WHAT IS BEING ASKED:
Wherever a line below holds the word "phone", copy that line.

■ ■ ■

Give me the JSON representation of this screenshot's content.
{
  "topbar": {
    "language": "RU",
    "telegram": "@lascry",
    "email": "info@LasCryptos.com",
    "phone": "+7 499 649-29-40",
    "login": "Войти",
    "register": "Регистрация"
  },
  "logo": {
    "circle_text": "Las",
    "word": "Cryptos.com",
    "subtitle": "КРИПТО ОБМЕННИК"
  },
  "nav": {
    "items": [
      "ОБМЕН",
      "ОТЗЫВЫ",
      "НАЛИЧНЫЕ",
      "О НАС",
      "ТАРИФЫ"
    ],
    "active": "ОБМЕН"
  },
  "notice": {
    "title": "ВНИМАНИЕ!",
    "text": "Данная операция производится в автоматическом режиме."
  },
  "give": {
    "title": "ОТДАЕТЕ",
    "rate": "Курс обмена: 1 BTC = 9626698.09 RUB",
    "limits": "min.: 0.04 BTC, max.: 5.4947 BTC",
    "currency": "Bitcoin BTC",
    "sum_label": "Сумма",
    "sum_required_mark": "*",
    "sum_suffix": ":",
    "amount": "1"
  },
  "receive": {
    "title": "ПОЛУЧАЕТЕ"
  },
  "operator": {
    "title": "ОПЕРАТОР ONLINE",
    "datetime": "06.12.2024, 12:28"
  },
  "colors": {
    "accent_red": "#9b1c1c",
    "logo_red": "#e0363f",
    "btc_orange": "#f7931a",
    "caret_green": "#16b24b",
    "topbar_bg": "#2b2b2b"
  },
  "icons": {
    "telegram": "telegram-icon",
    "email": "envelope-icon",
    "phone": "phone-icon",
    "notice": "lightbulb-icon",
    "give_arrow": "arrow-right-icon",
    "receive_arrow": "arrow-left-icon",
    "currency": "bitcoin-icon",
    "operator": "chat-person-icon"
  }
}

■ ■ ■

WRITTEN ANSWER:
    "phone": "+7 499 649-29-40",
    "phone": "phone-icon",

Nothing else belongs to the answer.